● Written task:
The complete listing should be restated exactly.
· · · · · · ·
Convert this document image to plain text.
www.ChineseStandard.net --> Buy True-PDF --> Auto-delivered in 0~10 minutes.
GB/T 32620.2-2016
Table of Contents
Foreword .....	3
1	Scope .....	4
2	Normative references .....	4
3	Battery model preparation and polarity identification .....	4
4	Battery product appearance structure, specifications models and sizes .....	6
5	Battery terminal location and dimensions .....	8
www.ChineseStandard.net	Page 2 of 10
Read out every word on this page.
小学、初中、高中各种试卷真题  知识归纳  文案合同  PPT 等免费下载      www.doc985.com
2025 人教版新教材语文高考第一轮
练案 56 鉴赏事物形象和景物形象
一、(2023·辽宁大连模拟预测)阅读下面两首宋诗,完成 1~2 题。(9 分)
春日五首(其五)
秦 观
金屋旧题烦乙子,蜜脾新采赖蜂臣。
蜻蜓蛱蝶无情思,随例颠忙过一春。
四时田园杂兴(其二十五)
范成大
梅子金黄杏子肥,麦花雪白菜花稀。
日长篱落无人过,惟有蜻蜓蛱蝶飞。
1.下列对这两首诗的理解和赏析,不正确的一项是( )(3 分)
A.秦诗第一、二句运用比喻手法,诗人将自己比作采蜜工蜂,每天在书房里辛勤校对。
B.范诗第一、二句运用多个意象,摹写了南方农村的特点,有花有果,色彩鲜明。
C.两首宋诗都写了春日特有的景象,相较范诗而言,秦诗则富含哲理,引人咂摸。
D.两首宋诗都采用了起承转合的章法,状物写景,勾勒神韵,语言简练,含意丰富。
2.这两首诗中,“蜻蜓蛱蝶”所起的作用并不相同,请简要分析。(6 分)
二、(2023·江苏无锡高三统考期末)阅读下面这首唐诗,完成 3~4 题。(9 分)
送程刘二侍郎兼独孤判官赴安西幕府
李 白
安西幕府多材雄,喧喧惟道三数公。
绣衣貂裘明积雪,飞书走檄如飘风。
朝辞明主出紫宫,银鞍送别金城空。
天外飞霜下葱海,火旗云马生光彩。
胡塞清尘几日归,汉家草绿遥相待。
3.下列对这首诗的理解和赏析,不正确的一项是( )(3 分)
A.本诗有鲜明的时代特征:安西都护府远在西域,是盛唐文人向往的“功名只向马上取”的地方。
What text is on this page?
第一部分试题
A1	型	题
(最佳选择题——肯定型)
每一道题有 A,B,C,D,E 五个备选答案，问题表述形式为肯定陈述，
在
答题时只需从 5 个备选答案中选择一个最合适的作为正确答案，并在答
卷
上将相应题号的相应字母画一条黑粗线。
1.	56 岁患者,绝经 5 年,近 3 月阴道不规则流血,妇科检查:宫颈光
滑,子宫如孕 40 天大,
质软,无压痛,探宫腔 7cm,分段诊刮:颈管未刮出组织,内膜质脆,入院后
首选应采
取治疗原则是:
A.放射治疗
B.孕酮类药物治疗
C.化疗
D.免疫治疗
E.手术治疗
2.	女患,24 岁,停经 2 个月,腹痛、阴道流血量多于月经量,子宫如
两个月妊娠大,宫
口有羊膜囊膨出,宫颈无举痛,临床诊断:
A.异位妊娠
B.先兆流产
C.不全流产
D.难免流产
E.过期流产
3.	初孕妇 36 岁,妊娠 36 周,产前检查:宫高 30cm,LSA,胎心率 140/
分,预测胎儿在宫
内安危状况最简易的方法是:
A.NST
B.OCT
· · · · · · ·
● Answer below:
Convert this document image to plain text.
www.ChineseStandard.net --> Buy True-PDF --> Auto-delivered in 0~10 minutes.
GB/T 32620.2-2016
Table of Contents
Foreword .....	3
1	Scope .....	4
2	Normative references .....	4
3	Battery model preparation and polarity identification .....	4
4	Battery product appearance structure, specifications models and sizes .....	6
5	Battery terminal location and dimensions .....	8
www.ChineseStandard.net	Page 2 of 10
Read out every word on this page.
小学、初中、高中各种试卷真题  知识归纳  文案合同  PPT 等免费下载      www.doc985.com
2025 人教版新教材语文高考第一轮
练案 56 鉴赏事物形象和景物形象
一、(2023·辽宁大连模拟预测)阅读下面两首宋诗,完成 1~2 题。(9 分)
春日五首(其五)
秦 观
金屋旧题烦乙子,蜜脾新采赖蜂臣。
蜻蜓蛱蝶无情思,随例颠忙过一春。
四时田园杂兴(其二十五)
范成大
梅子金黄杏子肥,麦花雪白菜花稀。
日长篱落无人过,惟有蜻蜓蛱蝶飞。
1.下列对这两首诗的理解和赏析,不正确的一项是( )(3 分)
A.秦诗第一、二句运用比喻手法,诗人将自己比作采蜜工蜂,每天在书房里辛勤校对。
B.范诗第一、二句运用多个意象,摹写了南方农村的特点,有花有果,色彩鲜明。
C.两首宋诗都写了春日特有的景象,相较范诗而言,秦诗则富含哲理,引人咂摸。
D.两首宋诗都采用了起承转合的章法,状物写景,勾勒神韵,语言简练,含意丰富。
2.这两首诗中,“蜻蜓蛱蝶”所起的作用并不相同,请简要分析。(6 分)
二、(2023·江苏无锡高三统考期末)阅读下面这首唐诗,完成 3~4 题。(9 分)
送程刘二侍郎兼独孤判官赴安西幕府
李 白
安西幕府多材雄,喧喧惟道三数公。
绣衣貂裘明积雪,飞书走檄如飘风。
朝辞明主出紫宫,银鞍送别金城空。
天外飞霜下葱海,火旗云马生光彩。
胡塞清尘几日归,汉家草绿遥相待。
3.下列对这首诗的理解和赏析,不正确的一项是( )(3 分)
A.本诗有鲜明的时代特征:安西都护府远在西域,是盛唐文人向往的“功名只向马上取”的地方。
What text is on this page?
第一部分试题
A1	型	题
(最佳选择题——肯定型)
每一道题有 A,B,C,D,E 五个备选答案，问题表述形式为肯定陈述，
在
答题时只需从 5 个备选答案中选择一个最合适的作为正确答案，并在答
卷
上将相应题号的相应字母画一条黑粗线。
1.	56 岁患者,绝经 5 年,近 3 月阴道不规则流血,妇科检查:宫颈光
滑,子宫如孕 40 天大,
质软,无压痛,探宫腔 7cm,分段诊刮:颈管未刮出组织,内膜质脆,入院后
首选应采
取治疗原则是:
A.放射治疗
B.孕酮类药物治疗
C.化疗
D.免疫治疗
E.手术治疗
2.	女患,24 岁,停经 2 个月,腹痛、阴道流血量多于月经量,子宫如
两个月妊娠大,宫
口有羊膜囊膨出,宫颈无举痛,临床诊断:
A.异位妊娠
B.先兆流产
C.不全流产
D.难免流产
E.过期流产
3.	初孕妇 36 岁,妊娠 36 周,产前检查:宫高 30cm,LSA,胎心率 140/
分,预测胎儿在宫
内安危状况最简易的方法是:
A.NST
B.OCT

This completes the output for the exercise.